Return the whole listing, keeping every character the same.

☆ ☆ ☆

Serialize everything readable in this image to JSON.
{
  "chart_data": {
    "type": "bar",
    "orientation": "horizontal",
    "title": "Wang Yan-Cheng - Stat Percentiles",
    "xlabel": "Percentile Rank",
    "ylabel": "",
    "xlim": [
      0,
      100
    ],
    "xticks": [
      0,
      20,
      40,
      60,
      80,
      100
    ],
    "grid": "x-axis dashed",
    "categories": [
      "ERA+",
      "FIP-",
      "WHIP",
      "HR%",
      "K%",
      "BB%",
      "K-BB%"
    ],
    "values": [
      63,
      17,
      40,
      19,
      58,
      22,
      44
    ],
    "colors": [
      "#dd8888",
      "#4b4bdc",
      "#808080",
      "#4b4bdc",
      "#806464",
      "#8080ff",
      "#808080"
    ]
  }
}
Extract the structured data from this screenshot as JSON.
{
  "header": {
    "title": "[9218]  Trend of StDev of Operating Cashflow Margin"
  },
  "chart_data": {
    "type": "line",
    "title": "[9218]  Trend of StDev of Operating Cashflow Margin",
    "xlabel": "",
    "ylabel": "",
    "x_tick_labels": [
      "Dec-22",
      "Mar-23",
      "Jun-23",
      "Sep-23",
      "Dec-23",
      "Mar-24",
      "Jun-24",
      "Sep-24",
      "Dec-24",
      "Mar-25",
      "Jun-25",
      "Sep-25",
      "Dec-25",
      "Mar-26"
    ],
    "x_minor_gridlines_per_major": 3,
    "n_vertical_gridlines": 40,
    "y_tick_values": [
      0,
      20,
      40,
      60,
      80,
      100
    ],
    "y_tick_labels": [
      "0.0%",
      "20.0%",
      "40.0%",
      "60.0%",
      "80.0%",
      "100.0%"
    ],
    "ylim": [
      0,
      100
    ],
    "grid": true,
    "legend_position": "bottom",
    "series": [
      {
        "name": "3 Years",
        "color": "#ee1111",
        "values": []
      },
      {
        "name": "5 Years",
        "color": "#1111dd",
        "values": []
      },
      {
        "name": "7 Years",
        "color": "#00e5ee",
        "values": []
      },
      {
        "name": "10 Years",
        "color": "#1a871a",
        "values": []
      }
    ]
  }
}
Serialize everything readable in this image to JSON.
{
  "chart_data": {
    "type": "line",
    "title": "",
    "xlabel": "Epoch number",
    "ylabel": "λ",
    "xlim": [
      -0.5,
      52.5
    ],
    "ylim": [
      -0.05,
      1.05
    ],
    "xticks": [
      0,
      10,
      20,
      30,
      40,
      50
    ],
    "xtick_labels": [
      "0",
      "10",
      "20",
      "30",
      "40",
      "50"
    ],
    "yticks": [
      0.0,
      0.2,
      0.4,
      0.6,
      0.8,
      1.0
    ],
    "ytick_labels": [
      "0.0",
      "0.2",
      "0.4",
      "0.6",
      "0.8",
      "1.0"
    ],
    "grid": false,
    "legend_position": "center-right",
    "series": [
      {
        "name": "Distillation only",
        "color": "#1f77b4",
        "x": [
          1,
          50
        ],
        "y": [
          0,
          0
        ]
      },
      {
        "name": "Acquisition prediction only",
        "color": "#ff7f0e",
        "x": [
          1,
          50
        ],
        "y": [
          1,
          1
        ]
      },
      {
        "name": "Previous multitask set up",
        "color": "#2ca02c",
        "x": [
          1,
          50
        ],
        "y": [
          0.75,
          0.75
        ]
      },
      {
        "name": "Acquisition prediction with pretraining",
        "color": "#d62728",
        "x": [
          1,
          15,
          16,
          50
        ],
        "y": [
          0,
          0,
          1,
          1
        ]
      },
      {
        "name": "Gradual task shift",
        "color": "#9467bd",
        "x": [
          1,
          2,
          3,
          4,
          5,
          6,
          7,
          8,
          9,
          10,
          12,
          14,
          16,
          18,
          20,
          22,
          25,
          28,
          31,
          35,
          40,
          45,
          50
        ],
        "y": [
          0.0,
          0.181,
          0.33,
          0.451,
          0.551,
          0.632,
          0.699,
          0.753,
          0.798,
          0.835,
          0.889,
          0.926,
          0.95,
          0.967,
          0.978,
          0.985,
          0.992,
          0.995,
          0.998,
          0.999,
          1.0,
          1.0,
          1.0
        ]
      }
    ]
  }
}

☆ ☆ ☆

#### Solution for this problem:
Serialize everything readable in this image to JSON.
{
  "chart_data": {
    "type": "bar",
    "orientation": "horizontal",
    "title": "Wang Yan-Cheng - Stat Percentiles",
    "xlabel": "Percentile Rank",
    "ylabel": "",
    "xlim": [
      0,
      100
    ],
    "xticks": [
      0,
      20,
      40,
      60,
      80,
      100
    ],
    "grid": "x-axis dashed",
    "categories": [
      "ERA+",
      "FIP-",
      "WHIP",
      "HR%",
      "K%",
      "BB%",
      "K-BB%"
    ],
    "values": [
      63,
      17,
      40,
      19,
      58,
      22,
      44
    ],
    "colors": [
      "#dd8888",
      "#4b4bdc",
      "#808080",
      "#4b4bdc",
      "#806464",
      "#8080ff",
      "#808080"
    ]
  }
}
Extract the structured data from this screenshot as JSON.
{
  "header": {
    "title": "[9218]  Trend of StDev of Operating Cashflow Margin"
  },
  "chart_data": {
    "type": "line",
    "title": "[9218]  Trend of StDev of Operating Cashflow Margin",
    "xlabel": "",
    "ylabel": "",
    "x_tick_labels": [
      "Dec-22",
      "Mar-23",
      "Jun-23",
      "Sep-23",
      "Dec-23",
      "Mar-24",
      "Jun-24",
      "Sep-24",
      "Dec-24",
      "Mar-25",
      "Jun-25",
      "Sep-25",
      "Dec-25",
      "Mar-26"
    ],
    "x_minor_gridlines_per_major": 3,
    "n_vertical_gridlines": 40,
    "y_tick_values": [
      0,
      20,
      40,
      60,
      80,
      100
    ],
    "y_tick_labels": [
      "0.0%",
      "20.0%",
      "40.0%",
      "60.0%",
      "80.0%",
      "100.0%"
    ],
    "ylim": [
      0,
      100
    ],
    "grid": true,
    "legend_position": "bottom",
    "series": [
      {
        "name": "3 Years",
        "color": "#ee1111",
        "values": []
      },
      {
        "name": "5 Years",
        "color": "#1111dd",
        "values": []
      },
      {
        "name": "7 Years",
        "color": "#00e5ee",
        "values": []
      },
      {
        "name": "10 Years",
        "color": "#1a871a",
        "values": []
      }
    ]
  }
}
Serialize everything readable in this image to JSON.
{
  "chart_data": {
    "type": "line",
    "title": "",
    "xlabel": "Epoch number",
    "ylabel": "λ",
    "xlim": [
      -0.5,
      52.5
    ],
    "ylim": [
      -0.05,
      1.05
    ],
    "xticks": [
      0,
      10,
      20,
      30,
      40,
      50
    ],
    "xtick_labels": [
      "0",
      "10",
      "20",
      "30",
      "40",
      "50"
    ],
    "yticks": [
      0.0,
      0.2,
      0.4,
      0.6,
      0.8,
      1.0
    ],
    "ytick_labels": [
      "0.0",
      "0.2",
      "0.4",
      "0.6",
      "0.8",
      "1.0"
    ],
    "grid": false,
    "legend_position": "center-right",
    "series": [
      {
        "name": "Distillation only",
        "color": "#1f77b4",
        "x": [
          1,
          50
        ],
        "y": [
          0,
          0
        ]
      },
      {
        "name": "Acquisition prediction only",
        "color": "#ff7f0e",
        "x": [
          1,
          50
        ],
        "y": [
          1,
          1
        ]
      },
      {
        "name": "Previous multitask set up",
        "color": "#2ca02c",
        "x": [
          1,
          50
        ],
        "y": [
          0.75,
          0.75
        ]
      },
      {
        "name": "Acquisition prediction with pretraining",
        "color": "#d62728",
        "x": [
          1,
          15,
          16,
          50
        ],
        "y": [
          0,
          0,
          1,
          1
        ]
      },
      {
        "name": "Gradual task shift",
        "color": "#9467bd",
        "x": [
          1,
          2,
          3,
          4,
          5,
          6,
          7,
          8,
          9,
          10,
          12,
          14,
          16,
          18,
          20,
          22,
          25,
          28,
          31,
          35,
          40,
          45,
          50
        ],
        "y": [
          0.0,
          0.181,
          0.33,
          0.451,
          0.551,
          0.632,
          0.699,
          0.753,
          0.798,
          0.835,
          0.889,
          0.926,
          0.95,
          0.967,
          0.978,
          0.985,
          0.992,
          0.995,
          0.998,
          0.999,
          1.0,
          1.0,
          1.0
        ]
      }
    ]
  }
}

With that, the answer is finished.